**WRITTEN REQUEST:**
How many of the lines below hold the word "kennis"? Answer only with the number.

(Extracted records)
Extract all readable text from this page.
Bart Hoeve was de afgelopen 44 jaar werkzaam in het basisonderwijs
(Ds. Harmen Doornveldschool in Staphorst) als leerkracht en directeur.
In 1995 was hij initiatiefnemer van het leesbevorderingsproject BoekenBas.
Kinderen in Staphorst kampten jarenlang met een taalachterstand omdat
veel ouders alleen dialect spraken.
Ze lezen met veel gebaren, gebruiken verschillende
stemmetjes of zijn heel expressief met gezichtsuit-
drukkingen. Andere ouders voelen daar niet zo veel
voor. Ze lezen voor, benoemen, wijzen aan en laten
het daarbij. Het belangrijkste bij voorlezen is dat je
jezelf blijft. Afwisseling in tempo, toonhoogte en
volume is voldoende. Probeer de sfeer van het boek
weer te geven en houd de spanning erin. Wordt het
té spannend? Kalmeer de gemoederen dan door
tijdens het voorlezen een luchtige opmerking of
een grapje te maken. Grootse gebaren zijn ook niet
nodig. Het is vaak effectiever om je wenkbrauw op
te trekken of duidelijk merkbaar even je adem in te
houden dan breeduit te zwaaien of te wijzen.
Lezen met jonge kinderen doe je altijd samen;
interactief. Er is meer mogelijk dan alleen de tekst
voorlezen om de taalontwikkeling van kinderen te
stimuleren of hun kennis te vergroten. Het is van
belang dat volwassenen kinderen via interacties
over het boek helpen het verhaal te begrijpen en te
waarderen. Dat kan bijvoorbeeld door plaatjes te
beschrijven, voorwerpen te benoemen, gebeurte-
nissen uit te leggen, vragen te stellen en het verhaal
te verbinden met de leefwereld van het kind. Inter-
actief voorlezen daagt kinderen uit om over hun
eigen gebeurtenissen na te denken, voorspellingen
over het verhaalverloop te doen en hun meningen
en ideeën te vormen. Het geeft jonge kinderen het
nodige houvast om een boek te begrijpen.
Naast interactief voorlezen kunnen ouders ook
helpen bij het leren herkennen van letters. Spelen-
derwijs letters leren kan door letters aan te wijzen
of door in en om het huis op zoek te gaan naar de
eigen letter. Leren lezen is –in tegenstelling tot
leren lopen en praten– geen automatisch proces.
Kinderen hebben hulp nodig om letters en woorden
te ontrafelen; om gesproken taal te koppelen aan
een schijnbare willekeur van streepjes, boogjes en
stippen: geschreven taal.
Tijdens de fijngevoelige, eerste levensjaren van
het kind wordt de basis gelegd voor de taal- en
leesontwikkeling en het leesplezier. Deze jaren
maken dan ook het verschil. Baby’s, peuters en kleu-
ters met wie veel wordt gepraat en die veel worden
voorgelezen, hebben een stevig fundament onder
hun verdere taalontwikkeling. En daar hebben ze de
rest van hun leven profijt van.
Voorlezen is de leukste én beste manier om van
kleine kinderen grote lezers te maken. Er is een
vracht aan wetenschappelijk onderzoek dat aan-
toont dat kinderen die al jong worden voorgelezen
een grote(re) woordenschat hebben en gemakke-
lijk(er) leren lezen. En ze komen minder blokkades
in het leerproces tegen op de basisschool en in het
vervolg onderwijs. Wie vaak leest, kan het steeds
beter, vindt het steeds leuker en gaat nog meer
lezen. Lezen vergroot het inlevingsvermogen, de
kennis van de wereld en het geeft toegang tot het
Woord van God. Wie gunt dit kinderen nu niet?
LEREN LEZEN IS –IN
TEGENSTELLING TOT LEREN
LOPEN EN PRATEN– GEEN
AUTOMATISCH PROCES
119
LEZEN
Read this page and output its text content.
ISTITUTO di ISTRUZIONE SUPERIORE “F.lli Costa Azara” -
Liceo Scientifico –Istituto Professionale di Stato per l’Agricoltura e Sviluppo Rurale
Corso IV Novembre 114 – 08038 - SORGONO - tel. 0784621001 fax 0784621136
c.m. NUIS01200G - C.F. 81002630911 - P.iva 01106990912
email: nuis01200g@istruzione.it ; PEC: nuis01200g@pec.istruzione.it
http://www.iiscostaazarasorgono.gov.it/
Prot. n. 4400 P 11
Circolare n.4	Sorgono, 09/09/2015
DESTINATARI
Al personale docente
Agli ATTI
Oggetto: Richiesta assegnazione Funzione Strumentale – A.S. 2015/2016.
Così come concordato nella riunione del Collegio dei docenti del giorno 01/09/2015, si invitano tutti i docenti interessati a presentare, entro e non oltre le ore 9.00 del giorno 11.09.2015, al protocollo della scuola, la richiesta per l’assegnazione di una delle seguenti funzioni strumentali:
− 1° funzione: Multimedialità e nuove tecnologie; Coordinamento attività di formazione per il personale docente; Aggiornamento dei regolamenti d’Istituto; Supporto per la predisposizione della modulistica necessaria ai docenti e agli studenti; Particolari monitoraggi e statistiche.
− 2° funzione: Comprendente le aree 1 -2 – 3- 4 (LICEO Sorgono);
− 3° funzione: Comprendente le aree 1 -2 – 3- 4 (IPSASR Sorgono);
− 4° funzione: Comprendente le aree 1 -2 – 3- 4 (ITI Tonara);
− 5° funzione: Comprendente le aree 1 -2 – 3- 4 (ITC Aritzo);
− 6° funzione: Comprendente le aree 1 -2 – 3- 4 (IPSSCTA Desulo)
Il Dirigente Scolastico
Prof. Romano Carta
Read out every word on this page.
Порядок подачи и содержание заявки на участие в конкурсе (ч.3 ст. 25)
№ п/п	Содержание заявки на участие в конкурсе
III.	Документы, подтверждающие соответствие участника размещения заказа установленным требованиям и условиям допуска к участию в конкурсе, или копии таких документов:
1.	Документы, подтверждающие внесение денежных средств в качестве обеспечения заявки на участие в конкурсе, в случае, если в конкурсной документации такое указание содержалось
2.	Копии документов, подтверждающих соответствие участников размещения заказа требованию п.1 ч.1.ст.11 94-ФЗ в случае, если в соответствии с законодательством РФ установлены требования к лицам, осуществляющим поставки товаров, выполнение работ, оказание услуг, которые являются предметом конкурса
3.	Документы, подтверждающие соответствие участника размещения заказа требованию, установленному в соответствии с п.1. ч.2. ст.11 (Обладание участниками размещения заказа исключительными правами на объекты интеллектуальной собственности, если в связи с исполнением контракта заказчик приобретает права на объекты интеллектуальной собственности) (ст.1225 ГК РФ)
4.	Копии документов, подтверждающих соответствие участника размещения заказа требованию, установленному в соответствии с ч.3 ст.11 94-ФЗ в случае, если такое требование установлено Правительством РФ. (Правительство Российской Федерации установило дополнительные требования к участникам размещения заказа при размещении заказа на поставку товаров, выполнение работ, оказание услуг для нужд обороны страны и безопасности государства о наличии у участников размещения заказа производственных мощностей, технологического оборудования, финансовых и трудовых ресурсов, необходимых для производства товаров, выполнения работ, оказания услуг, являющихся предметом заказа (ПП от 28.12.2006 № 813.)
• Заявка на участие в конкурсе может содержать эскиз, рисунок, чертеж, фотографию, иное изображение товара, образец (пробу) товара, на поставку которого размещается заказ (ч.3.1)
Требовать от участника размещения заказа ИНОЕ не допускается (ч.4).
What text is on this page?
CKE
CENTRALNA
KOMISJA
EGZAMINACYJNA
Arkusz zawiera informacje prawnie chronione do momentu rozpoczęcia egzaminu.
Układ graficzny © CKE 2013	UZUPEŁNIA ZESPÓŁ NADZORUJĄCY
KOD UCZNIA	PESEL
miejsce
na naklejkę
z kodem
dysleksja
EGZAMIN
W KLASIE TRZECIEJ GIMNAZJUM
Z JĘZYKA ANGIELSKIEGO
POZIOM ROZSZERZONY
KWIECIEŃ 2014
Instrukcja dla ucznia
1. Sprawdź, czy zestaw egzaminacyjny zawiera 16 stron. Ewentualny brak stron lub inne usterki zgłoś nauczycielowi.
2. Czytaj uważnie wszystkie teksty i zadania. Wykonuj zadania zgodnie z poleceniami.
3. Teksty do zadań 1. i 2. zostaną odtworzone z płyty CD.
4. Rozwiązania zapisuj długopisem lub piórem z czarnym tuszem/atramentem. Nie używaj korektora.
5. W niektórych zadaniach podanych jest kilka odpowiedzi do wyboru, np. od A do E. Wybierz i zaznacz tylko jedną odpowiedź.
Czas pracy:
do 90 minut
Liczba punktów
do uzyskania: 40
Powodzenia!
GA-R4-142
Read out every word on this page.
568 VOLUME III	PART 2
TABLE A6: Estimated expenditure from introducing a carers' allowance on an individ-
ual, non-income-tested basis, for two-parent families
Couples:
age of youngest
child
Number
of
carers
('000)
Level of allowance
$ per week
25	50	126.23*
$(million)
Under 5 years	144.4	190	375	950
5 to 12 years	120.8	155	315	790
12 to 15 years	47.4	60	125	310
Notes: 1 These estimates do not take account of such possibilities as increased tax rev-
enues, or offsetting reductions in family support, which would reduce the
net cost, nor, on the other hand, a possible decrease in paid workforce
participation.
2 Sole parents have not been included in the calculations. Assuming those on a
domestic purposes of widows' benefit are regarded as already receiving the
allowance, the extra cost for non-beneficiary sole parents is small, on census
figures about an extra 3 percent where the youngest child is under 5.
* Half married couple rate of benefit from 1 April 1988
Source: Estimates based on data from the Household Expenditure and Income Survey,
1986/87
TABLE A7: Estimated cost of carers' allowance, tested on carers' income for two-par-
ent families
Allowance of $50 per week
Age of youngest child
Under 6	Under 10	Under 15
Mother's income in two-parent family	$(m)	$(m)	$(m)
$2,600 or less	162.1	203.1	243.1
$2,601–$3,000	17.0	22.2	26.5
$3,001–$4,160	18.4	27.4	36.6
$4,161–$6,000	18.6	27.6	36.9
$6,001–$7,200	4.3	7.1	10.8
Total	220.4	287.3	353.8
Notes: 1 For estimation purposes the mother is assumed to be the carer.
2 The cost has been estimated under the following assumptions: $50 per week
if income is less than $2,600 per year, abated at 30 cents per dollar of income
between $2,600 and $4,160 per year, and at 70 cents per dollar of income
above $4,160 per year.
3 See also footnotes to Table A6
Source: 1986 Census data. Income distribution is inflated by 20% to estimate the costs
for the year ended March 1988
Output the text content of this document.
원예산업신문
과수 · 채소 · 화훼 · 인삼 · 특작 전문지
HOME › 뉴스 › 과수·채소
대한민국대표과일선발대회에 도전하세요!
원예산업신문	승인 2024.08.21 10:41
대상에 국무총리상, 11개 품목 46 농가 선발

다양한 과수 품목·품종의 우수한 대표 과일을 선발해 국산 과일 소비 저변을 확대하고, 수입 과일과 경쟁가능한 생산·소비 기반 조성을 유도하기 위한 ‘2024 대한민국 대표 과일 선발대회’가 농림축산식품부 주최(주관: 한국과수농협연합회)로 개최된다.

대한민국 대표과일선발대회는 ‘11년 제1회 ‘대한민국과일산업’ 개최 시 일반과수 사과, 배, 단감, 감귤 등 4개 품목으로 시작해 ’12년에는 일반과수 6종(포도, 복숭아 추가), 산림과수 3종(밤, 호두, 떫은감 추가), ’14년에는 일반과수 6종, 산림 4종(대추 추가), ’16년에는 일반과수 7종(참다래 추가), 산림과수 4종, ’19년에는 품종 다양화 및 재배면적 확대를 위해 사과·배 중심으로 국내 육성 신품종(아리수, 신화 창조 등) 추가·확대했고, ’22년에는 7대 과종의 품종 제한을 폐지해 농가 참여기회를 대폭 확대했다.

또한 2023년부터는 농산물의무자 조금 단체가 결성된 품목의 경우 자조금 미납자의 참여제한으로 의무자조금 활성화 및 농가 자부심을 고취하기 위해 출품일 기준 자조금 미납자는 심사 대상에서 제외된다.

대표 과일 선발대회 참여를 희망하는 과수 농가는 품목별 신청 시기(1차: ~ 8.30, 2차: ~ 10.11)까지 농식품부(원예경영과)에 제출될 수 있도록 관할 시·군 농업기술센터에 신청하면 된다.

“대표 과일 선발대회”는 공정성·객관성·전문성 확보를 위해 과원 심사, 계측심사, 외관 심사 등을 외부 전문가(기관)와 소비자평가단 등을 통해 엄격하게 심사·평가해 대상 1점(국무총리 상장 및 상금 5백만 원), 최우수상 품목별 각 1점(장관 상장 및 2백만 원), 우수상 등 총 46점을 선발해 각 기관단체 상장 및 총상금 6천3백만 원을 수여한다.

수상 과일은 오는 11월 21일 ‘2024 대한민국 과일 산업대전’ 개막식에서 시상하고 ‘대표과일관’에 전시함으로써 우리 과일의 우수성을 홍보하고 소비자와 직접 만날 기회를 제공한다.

**THE RESPONSE:**
2